_WRITTEN EXERCISE 1:_ Write out the part of the forum post on missing values below, starting at "Date: Mon, 31" and ending at "(a+b+c)/3; is missing!".
_WRITTEN EXERCISE 2:_ In one sentence, restate the paragraph of the forum post on missing values below that begins "By the way: PROC MEANS".
_WRITTEN EXERCISE 3:_ Translate this sentence from the forum post on missing values below into Spanish: "In that case you should use the MEAN-function:"

_TEXT PROVIDED:_
▼

Date: Mon, 31 Mar 2008 04:55:13 -0400
Reply-To: Gerhard Hellriegel <gerhard.hellriegel@T-ONLINE.DE>
Sender: "SAS(r) Discussion" <SAS-L@LISTSERV.UGA.EDU>
From: Gerhard Hellriegel <gerhard.hellriegel@T-ONLINE.DE>
Subject: Re: newbie: Missing values
There are two important problems by your calculation of means:
1. a sum of several variables is missing, if one of them is missing:
a=., b=1, c=2
s = (a+b+c)/3; is missing!
You could avoid that by using the sum-function:
s= sum(a,b,c)/3;
is not missing, but maybe not what you wanted! The result is 1, maybe 1.5
is that what you expected (=2.)
In that case you should use the MEAN-function:
m = mean(a,b,c);
By the way: PROC MEANS (or SUMMERY) is good to calculate "vertically"
statistics. If you need them "horizontally" (=for each obs, not for the
dataset) you cannot use the PROCs.
Gerhard
On Mon, 31 Mar 2008 10:50:54 +0530, ajay ohri <ohri2007@GMAIL.COM> wrote:
>create a flag for impact of missing...
>
>if height eq . or weight eq . then flag=1 else flag=0;
>
>
>Us if condition in data step to make the changes--
>
>if height eq . then delete ; (for deleting the value)
>
>
>
>also
>
>use proc means for finding the mean and median height, weight.
>Use proc means with and without the flag condition to check the value of
>missing values.
>
>in addition you can try and replace the missing values with mean or
median.
>This depends on the assumption that both these measures (height, weight )

▲

_GIVEN DATA:_
▼

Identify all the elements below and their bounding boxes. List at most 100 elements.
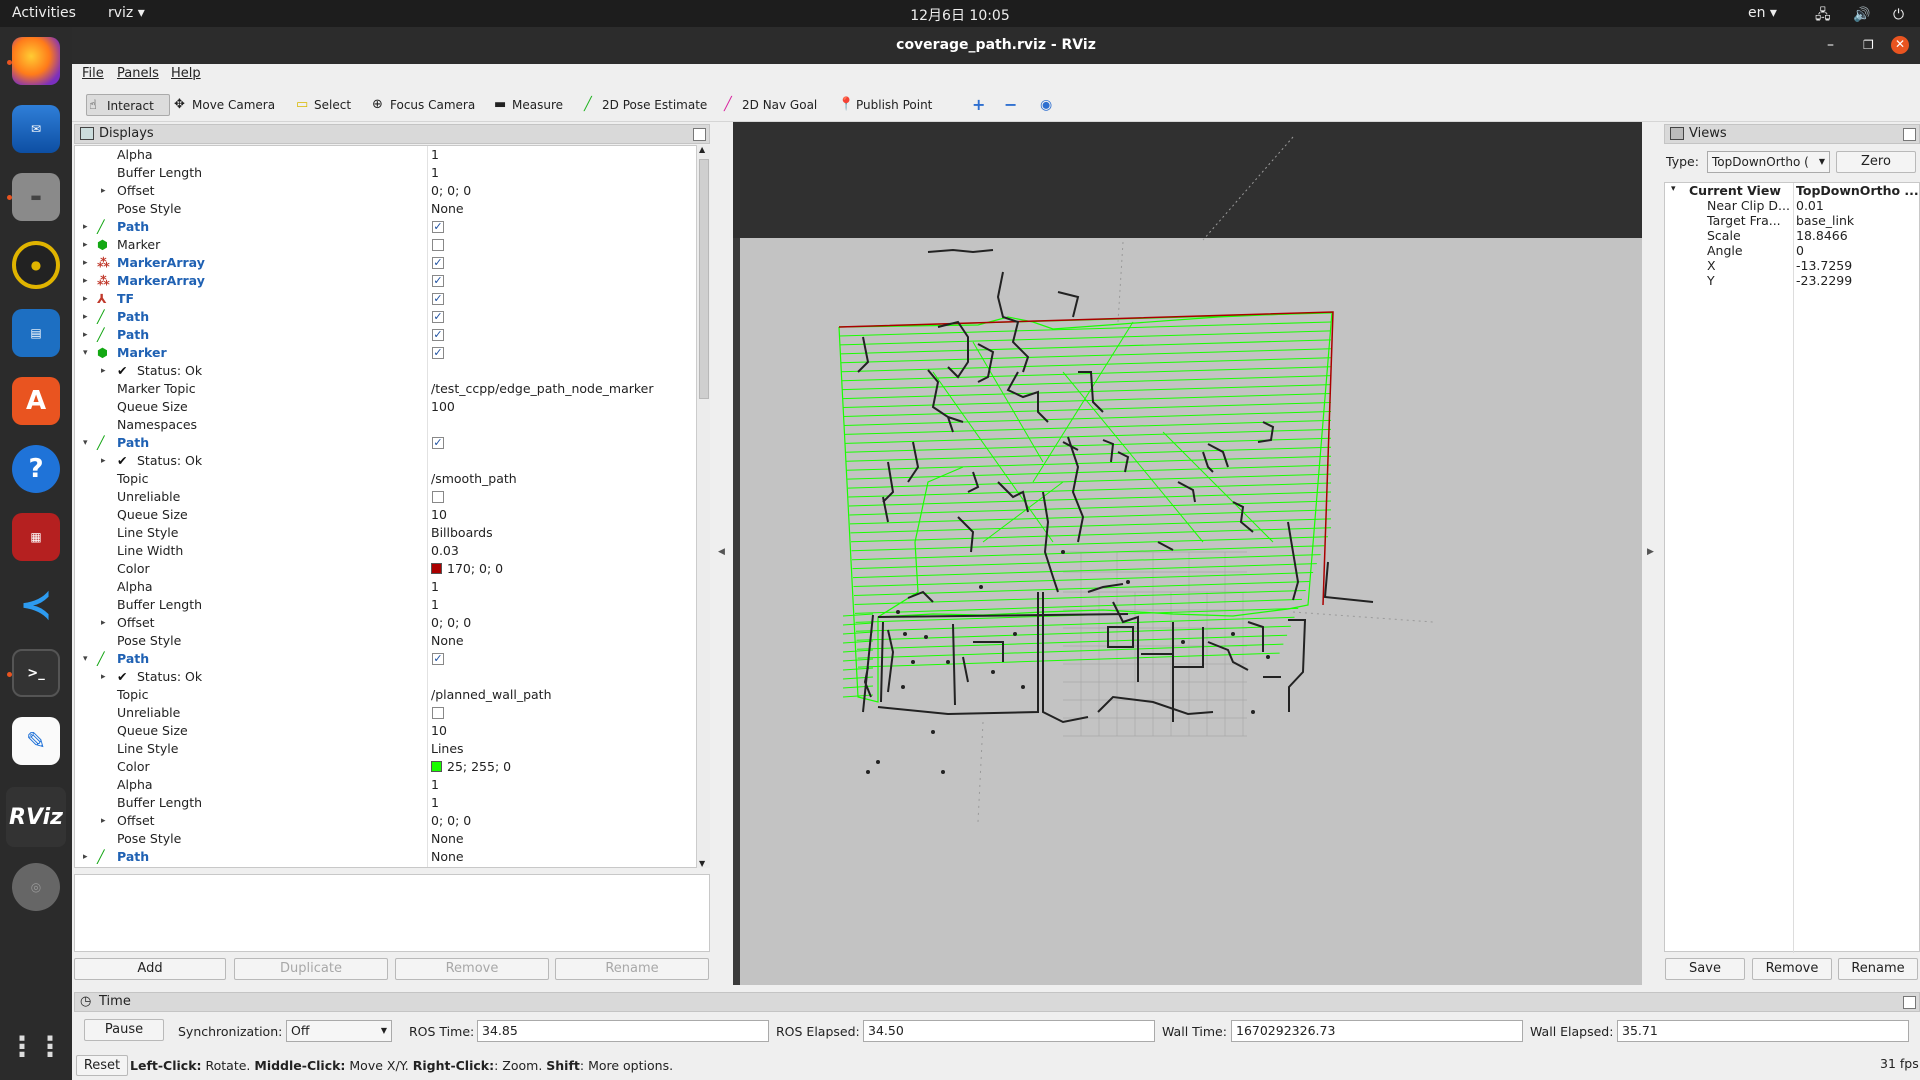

▲
▼

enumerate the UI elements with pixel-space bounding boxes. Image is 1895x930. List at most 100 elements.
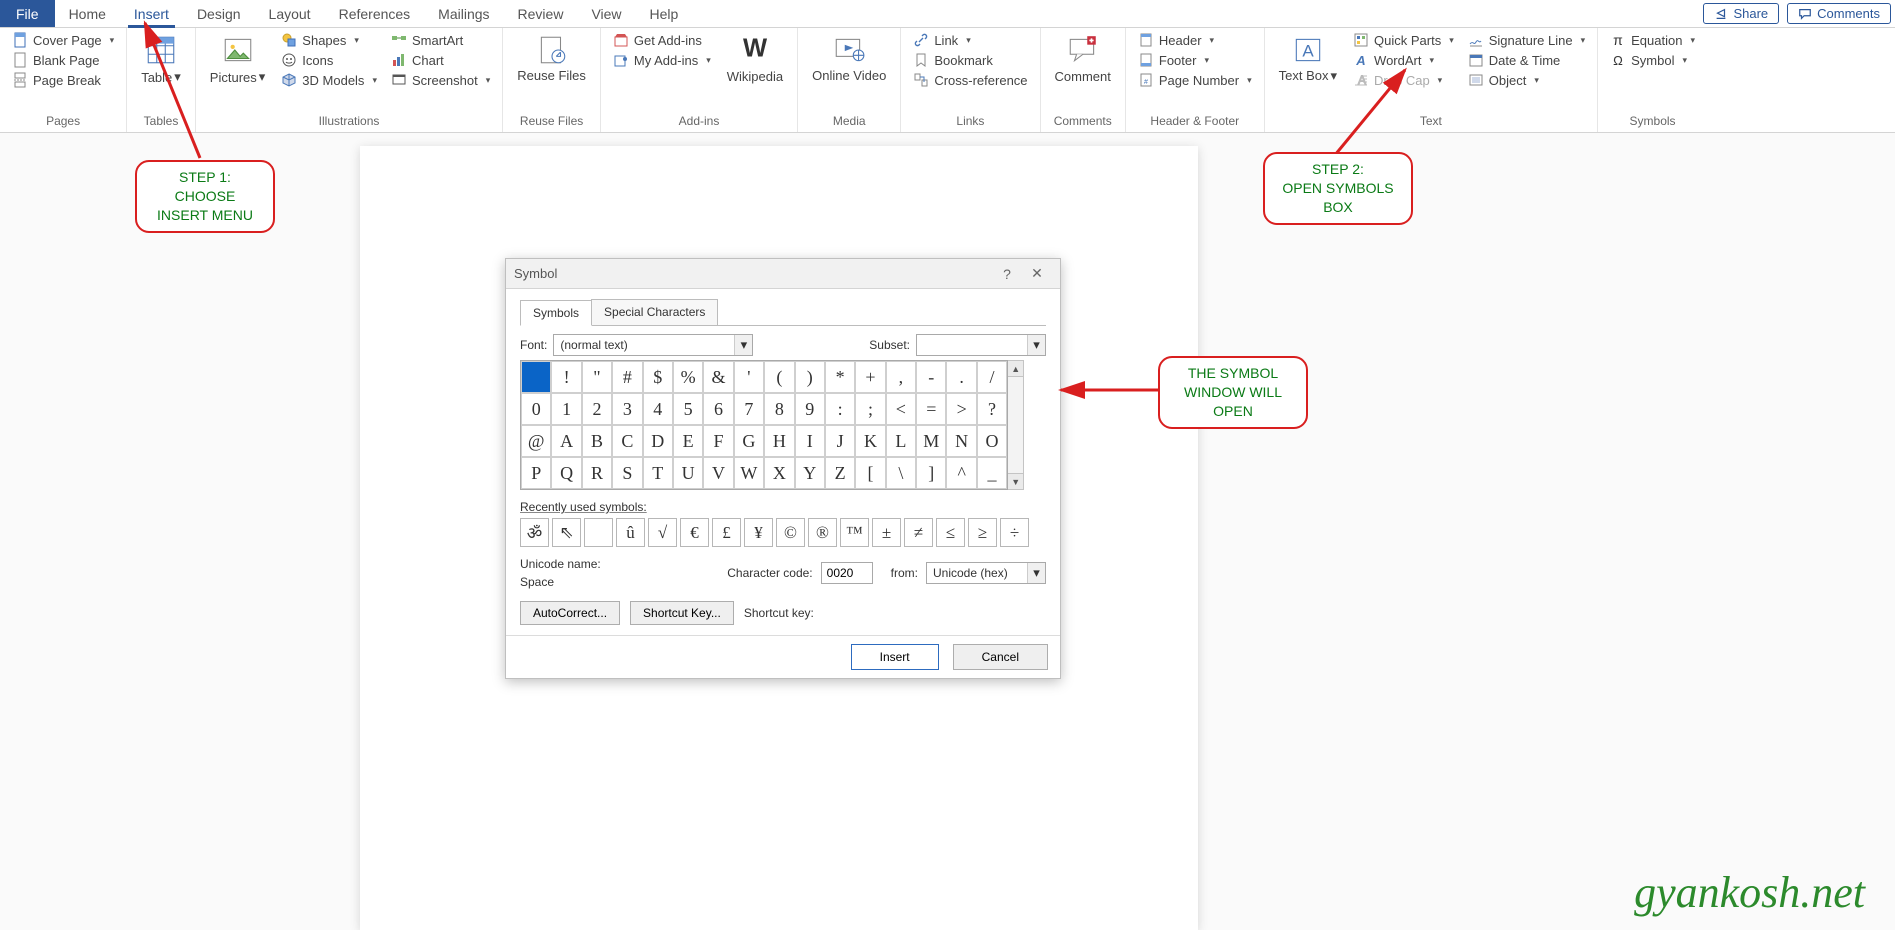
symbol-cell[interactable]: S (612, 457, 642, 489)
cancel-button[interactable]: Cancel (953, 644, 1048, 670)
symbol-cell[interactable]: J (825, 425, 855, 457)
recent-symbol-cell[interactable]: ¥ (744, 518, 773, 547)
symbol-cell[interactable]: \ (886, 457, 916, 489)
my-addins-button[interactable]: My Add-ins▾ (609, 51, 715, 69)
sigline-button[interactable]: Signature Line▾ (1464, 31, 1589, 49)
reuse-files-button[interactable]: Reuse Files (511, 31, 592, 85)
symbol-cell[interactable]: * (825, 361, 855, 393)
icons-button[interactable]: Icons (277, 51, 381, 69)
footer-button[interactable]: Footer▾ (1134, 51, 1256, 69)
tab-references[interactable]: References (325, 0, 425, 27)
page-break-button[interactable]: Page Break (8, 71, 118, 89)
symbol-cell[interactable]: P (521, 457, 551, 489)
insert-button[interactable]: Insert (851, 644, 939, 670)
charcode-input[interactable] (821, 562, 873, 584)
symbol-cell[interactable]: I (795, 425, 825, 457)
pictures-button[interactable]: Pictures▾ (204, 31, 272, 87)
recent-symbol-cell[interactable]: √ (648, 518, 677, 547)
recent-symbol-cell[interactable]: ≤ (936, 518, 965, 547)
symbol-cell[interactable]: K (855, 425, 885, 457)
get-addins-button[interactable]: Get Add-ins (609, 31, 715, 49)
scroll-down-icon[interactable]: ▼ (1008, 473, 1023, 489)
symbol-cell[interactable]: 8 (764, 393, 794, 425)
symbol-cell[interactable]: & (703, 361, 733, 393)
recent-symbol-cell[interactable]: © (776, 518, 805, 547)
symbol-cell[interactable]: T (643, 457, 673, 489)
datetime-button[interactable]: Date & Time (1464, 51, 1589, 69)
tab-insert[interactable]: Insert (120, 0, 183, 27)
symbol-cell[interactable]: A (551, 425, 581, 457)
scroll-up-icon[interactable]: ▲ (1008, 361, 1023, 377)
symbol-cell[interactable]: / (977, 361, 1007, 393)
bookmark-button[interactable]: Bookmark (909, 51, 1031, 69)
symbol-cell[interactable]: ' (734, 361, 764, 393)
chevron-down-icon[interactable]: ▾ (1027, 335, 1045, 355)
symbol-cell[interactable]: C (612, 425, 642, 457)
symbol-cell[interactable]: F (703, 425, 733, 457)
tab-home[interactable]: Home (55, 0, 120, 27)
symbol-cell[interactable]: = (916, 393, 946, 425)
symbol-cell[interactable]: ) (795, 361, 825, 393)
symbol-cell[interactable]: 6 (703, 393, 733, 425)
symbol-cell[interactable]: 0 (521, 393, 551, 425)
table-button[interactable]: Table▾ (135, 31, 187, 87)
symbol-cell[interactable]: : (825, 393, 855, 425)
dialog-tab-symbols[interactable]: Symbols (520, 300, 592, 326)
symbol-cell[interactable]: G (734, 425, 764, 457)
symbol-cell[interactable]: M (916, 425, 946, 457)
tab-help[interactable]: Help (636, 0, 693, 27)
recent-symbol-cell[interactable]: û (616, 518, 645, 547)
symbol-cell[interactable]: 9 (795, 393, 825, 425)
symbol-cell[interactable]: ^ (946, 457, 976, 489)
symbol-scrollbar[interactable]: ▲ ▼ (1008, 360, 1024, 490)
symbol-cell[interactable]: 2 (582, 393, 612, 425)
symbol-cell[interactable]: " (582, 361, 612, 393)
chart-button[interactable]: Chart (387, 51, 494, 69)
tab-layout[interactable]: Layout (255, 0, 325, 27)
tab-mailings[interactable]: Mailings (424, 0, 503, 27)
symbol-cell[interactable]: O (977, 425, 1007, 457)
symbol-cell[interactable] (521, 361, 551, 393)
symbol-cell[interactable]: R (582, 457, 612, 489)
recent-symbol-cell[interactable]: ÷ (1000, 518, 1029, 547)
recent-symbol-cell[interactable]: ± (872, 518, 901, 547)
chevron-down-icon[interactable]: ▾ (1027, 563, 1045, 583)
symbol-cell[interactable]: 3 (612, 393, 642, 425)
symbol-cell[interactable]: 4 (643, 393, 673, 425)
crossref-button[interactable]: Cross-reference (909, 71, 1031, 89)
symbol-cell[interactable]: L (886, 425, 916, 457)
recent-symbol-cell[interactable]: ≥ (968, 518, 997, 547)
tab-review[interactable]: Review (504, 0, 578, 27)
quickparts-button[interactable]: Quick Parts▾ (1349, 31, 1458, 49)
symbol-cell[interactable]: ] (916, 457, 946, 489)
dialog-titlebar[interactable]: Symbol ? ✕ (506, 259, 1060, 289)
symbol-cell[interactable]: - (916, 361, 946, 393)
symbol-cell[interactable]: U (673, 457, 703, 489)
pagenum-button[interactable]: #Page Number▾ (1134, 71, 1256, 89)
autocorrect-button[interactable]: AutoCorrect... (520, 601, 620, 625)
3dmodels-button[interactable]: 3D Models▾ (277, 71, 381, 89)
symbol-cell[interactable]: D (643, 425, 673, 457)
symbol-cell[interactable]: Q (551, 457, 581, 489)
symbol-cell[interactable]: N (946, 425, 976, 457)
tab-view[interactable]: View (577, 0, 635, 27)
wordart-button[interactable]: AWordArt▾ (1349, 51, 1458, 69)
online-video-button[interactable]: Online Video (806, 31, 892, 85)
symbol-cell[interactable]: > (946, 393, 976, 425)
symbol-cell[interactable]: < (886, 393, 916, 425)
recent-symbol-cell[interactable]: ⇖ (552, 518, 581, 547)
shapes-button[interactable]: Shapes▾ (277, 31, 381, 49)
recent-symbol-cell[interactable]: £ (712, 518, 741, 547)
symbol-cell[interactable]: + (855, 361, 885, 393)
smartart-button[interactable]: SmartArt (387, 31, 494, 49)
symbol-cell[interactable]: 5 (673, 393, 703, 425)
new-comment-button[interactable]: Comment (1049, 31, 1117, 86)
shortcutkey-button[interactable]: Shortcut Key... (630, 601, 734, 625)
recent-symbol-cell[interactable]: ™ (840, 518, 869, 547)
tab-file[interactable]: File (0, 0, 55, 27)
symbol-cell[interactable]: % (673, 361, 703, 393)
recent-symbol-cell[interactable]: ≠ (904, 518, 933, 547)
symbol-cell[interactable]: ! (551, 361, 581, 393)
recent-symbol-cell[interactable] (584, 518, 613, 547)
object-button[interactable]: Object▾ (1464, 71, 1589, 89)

▲
▼

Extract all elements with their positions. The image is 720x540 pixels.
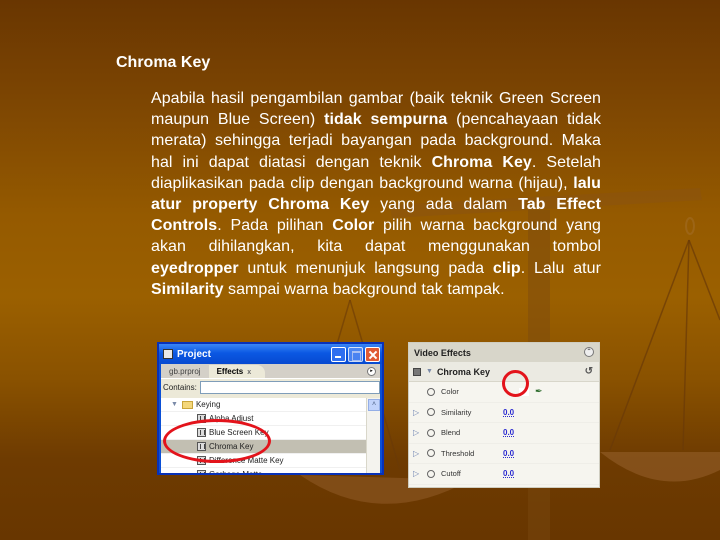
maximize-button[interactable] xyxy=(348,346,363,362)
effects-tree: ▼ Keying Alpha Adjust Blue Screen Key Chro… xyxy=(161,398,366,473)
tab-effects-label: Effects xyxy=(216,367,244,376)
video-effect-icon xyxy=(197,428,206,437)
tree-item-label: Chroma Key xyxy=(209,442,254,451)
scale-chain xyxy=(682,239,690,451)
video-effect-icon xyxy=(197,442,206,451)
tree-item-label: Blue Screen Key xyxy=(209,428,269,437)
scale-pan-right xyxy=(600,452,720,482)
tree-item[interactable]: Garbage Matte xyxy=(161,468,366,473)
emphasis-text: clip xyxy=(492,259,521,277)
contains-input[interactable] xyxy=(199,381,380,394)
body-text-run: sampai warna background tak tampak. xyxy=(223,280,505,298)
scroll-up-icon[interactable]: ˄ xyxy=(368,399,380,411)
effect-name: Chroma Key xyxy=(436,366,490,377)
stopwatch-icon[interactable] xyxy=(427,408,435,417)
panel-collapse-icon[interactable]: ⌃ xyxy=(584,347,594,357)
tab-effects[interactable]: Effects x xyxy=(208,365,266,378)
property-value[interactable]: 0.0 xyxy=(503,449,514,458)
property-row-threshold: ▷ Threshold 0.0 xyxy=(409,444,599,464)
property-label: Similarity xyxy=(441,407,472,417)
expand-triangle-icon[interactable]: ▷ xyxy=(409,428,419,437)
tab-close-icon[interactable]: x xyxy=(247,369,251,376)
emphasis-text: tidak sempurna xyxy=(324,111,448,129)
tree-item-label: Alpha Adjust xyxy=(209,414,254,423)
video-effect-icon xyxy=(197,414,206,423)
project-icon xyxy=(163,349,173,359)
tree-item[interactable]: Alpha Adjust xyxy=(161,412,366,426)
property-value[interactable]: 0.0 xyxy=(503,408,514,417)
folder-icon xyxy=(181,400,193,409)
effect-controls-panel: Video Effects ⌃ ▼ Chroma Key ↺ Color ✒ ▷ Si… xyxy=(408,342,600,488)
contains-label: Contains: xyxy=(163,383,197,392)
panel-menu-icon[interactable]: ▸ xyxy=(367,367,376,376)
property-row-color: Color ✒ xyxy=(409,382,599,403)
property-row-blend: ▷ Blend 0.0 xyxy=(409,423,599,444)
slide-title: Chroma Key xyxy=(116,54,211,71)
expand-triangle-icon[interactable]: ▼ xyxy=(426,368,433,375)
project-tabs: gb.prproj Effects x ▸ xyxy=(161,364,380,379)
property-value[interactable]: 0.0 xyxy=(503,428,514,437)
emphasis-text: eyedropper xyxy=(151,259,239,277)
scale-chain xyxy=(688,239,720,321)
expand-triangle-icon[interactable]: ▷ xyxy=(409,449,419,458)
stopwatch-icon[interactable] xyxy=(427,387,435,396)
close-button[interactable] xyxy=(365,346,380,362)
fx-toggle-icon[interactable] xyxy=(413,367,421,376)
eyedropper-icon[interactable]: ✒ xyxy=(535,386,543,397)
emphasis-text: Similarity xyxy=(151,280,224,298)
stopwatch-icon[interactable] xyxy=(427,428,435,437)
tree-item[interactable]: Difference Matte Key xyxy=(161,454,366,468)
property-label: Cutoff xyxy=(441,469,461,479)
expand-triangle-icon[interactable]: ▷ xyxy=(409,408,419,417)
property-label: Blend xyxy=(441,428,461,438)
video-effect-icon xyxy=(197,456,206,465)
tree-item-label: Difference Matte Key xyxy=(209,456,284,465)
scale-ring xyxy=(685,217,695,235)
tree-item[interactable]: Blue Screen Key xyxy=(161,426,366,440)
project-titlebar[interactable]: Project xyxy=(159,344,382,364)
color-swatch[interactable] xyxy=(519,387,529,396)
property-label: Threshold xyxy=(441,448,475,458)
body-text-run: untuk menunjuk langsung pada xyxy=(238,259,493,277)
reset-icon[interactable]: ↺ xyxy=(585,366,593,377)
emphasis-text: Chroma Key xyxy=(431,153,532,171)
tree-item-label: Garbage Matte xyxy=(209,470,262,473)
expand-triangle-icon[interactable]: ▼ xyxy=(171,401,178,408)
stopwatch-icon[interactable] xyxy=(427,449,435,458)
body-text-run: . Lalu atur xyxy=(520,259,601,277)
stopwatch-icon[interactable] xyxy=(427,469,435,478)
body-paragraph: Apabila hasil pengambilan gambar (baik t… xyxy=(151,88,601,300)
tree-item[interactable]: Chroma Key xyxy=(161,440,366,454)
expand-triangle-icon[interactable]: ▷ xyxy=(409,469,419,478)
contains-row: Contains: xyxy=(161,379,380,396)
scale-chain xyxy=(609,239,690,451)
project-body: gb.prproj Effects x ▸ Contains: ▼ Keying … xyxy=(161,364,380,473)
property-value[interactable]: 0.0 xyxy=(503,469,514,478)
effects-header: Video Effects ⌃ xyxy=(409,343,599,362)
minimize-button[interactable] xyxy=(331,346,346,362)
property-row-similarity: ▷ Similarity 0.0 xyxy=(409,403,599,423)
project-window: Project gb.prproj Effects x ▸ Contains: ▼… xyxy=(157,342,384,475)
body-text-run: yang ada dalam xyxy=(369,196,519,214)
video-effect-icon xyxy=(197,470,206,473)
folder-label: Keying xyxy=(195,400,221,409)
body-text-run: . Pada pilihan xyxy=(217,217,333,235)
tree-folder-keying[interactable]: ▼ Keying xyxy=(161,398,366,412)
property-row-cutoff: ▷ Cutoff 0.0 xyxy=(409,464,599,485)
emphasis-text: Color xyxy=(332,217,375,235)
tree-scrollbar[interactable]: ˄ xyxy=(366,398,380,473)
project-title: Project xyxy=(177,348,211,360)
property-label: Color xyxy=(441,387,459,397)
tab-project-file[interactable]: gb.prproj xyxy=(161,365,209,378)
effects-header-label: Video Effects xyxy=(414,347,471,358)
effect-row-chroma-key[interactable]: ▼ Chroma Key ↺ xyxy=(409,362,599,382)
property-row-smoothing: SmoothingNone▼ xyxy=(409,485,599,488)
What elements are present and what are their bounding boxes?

▲

_RIGHT ANSWER 1:_
Date: Mon, 31 Mar 2008 04:55:13 -0400
Reply-To: Gerhard Hellriegel <gerhard.hellriegel@T-ONLINE.DE>
Sender: "SAS(r) Discussion" <SAS-L@LISTSERV.UGA.EDU>
From: Gerhard Hellriegel <gerhard.hellriegel@T-ONLINE.DE>
Subject: Re: newbie: Missing values
There are two important problems by your calculation of means:
1. a sum of several variables is missing, if one of them is missing:
a=., b=1, c=2
s = (a+b+c)/3; is missing!

_RIGHT ANSWER 2:_ PROC MEANS works well for statistics computed vertically across the dataset, but it can't be used for statistics computed horizontally for each observation.

_RIGHT ANSWER 3:_ En ese caso, debería usar la función MEAN: